▶ **EXERCISE DETAILS**: Reproduce every entry exactly, without alteration.

(Dataset items)

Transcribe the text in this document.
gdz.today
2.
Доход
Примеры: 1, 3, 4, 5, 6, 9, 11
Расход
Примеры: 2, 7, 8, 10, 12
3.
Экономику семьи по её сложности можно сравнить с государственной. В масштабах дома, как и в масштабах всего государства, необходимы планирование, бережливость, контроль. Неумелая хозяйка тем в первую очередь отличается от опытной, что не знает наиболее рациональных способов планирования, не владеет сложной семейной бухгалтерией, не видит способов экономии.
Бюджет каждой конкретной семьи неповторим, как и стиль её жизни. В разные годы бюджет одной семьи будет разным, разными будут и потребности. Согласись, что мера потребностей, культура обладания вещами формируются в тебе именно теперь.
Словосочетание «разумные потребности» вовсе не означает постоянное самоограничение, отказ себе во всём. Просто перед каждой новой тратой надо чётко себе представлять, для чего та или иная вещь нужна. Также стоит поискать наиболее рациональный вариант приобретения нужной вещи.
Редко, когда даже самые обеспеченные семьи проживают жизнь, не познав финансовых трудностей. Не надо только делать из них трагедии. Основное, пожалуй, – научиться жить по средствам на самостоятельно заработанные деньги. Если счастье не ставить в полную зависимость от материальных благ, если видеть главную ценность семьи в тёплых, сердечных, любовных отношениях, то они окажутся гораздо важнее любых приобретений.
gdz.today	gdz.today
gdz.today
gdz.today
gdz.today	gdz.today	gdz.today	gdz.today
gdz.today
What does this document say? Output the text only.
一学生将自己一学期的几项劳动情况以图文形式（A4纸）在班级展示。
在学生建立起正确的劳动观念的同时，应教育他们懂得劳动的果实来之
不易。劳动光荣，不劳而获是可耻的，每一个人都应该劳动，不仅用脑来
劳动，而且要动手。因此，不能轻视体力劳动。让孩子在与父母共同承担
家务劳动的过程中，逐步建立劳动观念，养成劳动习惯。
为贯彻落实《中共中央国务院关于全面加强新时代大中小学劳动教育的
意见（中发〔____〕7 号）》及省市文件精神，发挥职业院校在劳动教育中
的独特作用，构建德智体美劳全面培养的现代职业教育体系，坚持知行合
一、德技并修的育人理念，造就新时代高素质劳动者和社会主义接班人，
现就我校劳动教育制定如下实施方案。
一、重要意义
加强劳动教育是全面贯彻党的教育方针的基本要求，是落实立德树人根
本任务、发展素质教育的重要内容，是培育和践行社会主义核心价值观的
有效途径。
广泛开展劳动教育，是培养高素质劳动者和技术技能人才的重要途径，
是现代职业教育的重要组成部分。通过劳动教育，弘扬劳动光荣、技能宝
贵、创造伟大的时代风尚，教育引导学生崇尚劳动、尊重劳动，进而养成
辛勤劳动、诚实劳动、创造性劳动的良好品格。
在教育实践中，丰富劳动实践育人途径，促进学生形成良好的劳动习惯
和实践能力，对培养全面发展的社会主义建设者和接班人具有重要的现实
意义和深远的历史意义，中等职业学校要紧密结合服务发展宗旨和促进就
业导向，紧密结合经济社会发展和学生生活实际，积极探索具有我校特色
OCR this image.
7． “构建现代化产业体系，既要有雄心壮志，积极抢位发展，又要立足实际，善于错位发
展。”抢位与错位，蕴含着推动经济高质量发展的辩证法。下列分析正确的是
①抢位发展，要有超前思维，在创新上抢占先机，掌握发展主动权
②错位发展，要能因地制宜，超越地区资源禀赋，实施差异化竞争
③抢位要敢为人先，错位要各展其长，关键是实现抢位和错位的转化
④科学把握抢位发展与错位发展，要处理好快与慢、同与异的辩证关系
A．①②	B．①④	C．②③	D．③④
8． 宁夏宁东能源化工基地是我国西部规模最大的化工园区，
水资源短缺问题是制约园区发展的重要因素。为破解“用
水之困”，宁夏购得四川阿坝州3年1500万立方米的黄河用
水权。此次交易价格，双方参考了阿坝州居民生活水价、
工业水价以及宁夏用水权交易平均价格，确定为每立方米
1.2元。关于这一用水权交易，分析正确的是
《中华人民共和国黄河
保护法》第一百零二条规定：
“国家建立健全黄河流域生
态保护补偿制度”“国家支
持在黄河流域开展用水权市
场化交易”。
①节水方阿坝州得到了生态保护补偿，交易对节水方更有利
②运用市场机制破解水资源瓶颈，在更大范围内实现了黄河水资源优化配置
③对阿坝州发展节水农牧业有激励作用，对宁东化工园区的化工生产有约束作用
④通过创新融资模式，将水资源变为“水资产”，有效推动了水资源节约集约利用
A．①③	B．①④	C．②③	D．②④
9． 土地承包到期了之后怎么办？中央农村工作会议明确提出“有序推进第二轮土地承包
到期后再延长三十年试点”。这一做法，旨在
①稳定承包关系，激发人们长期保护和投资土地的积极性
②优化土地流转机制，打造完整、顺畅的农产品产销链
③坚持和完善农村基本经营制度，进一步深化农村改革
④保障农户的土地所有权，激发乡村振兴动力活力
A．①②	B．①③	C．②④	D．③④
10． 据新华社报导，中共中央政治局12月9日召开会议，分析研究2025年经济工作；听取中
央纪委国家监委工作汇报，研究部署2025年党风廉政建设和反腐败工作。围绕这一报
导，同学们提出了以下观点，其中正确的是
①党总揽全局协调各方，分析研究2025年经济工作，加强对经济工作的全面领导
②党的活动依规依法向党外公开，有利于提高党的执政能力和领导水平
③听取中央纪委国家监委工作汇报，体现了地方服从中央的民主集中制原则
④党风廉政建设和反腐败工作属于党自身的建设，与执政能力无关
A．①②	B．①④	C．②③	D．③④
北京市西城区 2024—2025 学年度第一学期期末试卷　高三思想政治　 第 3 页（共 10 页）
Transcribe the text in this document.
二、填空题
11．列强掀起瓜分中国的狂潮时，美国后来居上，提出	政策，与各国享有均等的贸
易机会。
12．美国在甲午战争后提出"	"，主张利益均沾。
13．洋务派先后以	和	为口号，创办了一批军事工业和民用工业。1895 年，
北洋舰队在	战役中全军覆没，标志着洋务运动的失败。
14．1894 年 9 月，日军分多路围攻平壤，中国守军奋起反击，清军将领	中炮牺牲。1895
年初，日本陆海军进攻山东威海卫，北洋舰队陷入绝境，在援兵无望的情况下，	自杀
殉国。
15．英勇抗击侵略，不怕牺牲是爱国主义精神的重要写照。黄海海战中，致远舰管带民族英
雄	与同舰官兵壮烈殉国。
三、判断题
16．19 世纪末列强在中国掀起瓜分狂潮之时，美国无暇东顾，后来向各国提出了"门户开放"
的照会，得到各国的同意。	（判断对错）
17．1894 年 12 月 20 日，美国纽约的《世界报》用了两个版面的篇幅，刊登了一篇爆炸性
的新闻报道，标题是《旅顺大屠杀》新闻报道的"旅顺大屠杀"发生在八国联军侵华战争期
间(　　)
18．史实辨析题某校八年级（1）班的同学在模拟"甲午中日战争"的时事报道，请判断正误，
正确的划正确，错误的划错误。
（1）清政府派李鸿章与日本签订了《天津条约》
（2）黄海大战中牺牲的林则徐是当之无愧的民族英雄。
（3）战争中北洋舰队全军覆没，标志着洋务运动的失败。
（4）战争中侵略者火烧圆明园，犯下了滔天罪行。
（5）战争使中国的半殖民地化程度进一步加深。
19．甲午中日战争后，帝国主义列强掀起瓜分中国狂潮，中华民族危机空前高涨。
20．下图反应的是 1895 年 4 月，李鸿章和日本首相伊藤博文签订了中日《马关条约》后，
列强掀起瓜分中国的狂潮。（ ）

▶ **ANSWER FOR THIS EXERCISE**:
Transcribe the text in this document.
gdz.today
2.
Доход
Примеры: 1, 3, 4, 5, 6, 9, 11
Расход
Примеры: 2, 7, 8, 10, 12
3.
Экономику семьи по её сложности можно сравнить с государственной. В масштабах дома, как и в масштабах всего государства, необходимы планирование, бережливость, контроль. Неумелая хозяйка тем в первую очередь отличается от опытной, что не знает наиболее рациональных способов планирования, не владеет сложной семейной бухгалтерией, не видит способов экономии.
Бюджет каждой конкретной семьи неповторим, как и стиль её жизни. В разные годы бюджет одной семьи будет разным, разными будут и потребности. Согласись, что мера потребностей, культура обладания вещами формируются в тебе именно теперь.
Словосочетание «разумные потребности» вовсе не означает постоянное самоограничение, отказ себе во всём. Просто перед каждой новой тратой надо чётко себе представлять, для чего та или иная вещь нужна. Также стоит поискать наиболее рациональный вариант приобретения нужной вещи.
Редко, когда даже самые обеспеченные семьи проживают жизнь, не познав финансовых трудностей. Не надо только делать из них трагедии. Основное, пожалуй, – научиться жить по средствам на самостоятельно заработанные деньги. Если счастье не ставить в полную зависимость от материальных благ, если видеть главную ценность семьи в тёплых, сердечных, любовных отношениях, то они окажутся гораздо важнее любых приобретений.
gdz.today	gdz.today
gdz.today
gdz.today
gdz.today	gdz.today	gdz.today	gdz.today
gdz.today
What does this document say? Output the text only.
一学生将自己一学期的几项劳动情况以图文形式（A4纸）在班级展示。
在学生建立起正确的劳动观念的同时，应教育他们懂得劳动的果实来之
不易。劳动光荣，不劳而获是可耻的，每一个人都应该劳动，不仅用脑来
劳动，而且要动手。因此，不能轻视体力劳动。让孩子在与父母共同承担
家务劳动的过程中，逐步建立劳动观念，养成劳动习惯。
为贯彻落实《中共中央国务院关于全面加强新时代大中小学劳动教育的
意见（中发〔____〕7 号）》及省市文件精神，发挥职业院校在劳动教育中
的独特作用，构建德智体美劳全面培养的现代职业教育体系，坚持知行合
一、德技并修的育人理念，造就新时代高素质劳动者和社会主义接班人，
现就我校劳动教育制定如下实施方案。
一、重要意义
加强劳动教育是全面贯彻党的教育方针的基本要求，是落实立德树人根
本任务、发展素质教育的重要内容，是培育和践行社会主义核心价值观的
有效途径。
广泛开展劳动教育，是培养高素质劳动者和技术技能人才的重要途径，
是现代职业教育的重要组成部分。通过劳动教育，弘扬劳动光荣、技能宝
贵、创造伟大的时代风尚，教育引导学生崇尚劳动、尊重劳动，进而养成
辛勤劳动、诚实劳动、创造性劳动的良好品格。
在教育实践中，丰富劳动实践育人途径，促进学生形成良好的劳动习惯
和实践能力，对培养全面发展的社会主义建设者和接班人具有重要的现实
意义和深远的历史意义，中等职业学校要紧密结合服务发展宗旨和促进就
业导向，紧密结合经济社会发展和学生生活实际，积极探索具有我校特色
OCR this image.
7． “构建现代化产业体系，既要有雄心壮志，积极抢位发展，又要立足实际，善于错位发
展。”抢位与错位，蕴含着推动经济高质量发展的辩证法。下列分析正确的是
①抢位发展，要有超前思维，在创新上抢占先机，掌握发展主动权
②错位发展，要能因地制宜，超越地区资源禀赋，实施差异化竞争
③抢位要敢为人先，错位要各展其长，关键是实现抢位和错位的转化
④科学把握抢位发展与错位发展，要处理好快与慢、同与异的辩证关系
A．①②	B．①④	C．②③	D．③④
8． 宁夏宁东能源化工基地是我国西部规模最大的化工园区，
水资源短缺问题是制约园区发展的重要因素。为破解“用
水之困”，宁夏购得四川阿坝州3年1500万立方米的黄河用
水权。此次交易价格，双方参考了阿坝州居民生活水价、
工业水价以及宁夏用水权交易平均价格，确定为每立方米
1.2元。关于这一用水权交易，分析正确的是
《中华人民共和国黄河
保护法》第一百零二条规定：
“国家建立健全黄河流域生
态保护补偿制度”“国家支
持在黄河流域开展用水权市
场化交易”。
①节水方阿坝州得到了生态保护补偿，交易对节水方更有利
②运用市场机制破解水资源瓶颈，在更大范围内实现了黄河水资源优化配置
③对阿坝州发展节水农牧业有激励作用，对宁东化工园区的化工生产有约束作用
④通过创新融资模式，将水资源变为“水资产”，有效推动了水资源节约集约利用
A．①③	B．①④	C．②③	D．②④
9． 土地承包到期了之后怎么办？中央农村工作会议明确提出“有序推进第二轮土地承包
到期后再延长三十年试点”。这一做法，旨在
①稳定承包关系，激发人们长期保护和投资土地的积极性
②优化土地流转机制，打造完整、顺畅的农产品产销链
③坚持和完善农村基本经营制度，进一步深化农村改革
④保障农户的土地所有权，激发乡村振兴动力活力
A．①②	B．①③	C．②④	D．③④
10． 据新华社报导，中共中央政治局12月9日召开会议，分析研究2025年经济工作；听取中
央纪委国家监委工作汇报，研究部署2025年党风廉政建设和反腐败工作。围绕这一报
导，同学们提出了以下观点，其中正确的是
①党总揽全局协调各方，分析研究2025年经济工作，加强对经济工作的全面领导
②党的活动依规依法向党外公开，有利于提高党的执政能力和领导水平
③听取中央纪委国家监委工作汇报，体现了地方服从中央的民主集中制原则
④党风廉政建设和反腐败工作属于党自身的建设，与执政能力无关
A．①②	B．①④	C．②③	D．③④
北京市西城区 2024—2025 学年度第一学期期末试卷　高三思想政治　 第 3 页（共 10 页）
Transcribe the text in this document.
二、填空题
11．列强掀起瓜分中国的狂潮时，美国后来居上，提出	政策，与各国享有均等的贸
易机会。
12．美国在甲午战争后提出"	"，主张利益均沾。
13．洋务派先后以	和	为口号，创办了一批军事工业和民用工业。1895 年，
北洋舰队在	战役中全军覆没，标志着洋务运动的失败。
14．1894 年 9 月，日军分多路围攻平壤，中国守军奋起反击，清军将领	中炮牺牲。1895
年初，日本陆海军进攻山东威海卫，北洋舰队陷入绝境，在援兵无望的情况下，	自杀
殉国。
15．英勇抗击侵略，不怕牺牲是爱国主义精神的重要写照。黄海海战中，致远舰管带民族英
雄	与同舰官兵壮烈殉国。
三、判断题
16．19 世纪末列强在中国掀起瓜分狂潮之时，美国无暇东顾，后来向各国提出了"门户开放"
的照会，得到各国的同意。	（判断对错）
17．1894 年 12 月 20 日，美国纽约的《世界报》用了两个版面的篇幅，刊登了一篇爆炸性
的新闻报道，标题是《旅顺大屠杀》新闻报道的"旅顺大屠杀"发生在八国联军侵华战争期
间(　　)
18．史实辨析题某校八年级（1）班的同学在模拟"甲午中日战争"的时事报道，请判断正误，
正确的划正确，错误的划错误。
（1）清政府派李鸿章与日本签订了《天津条约》
（2）黄海大战中牺牲的林则徐是当之无愧的民族英雄。
（3）战争中北洋舰队全军覆没，标志着洋务运动的失败。
（4）战争中侵略者火烧圆明园，犯下了滔天罪行。
（5）战争使中国的半殖民地化程度进一步加深。
19．甲午中日战争后，帝国主义列强掀起瓜分中国狂潮，中华民族危机空前高涨。
20．下图反应的是 1895 年 4 月，李鸿章和日本首相伊藤博文签订了中日《马关条约》后，
列强掀起瓜分中国的狂潮。（ ）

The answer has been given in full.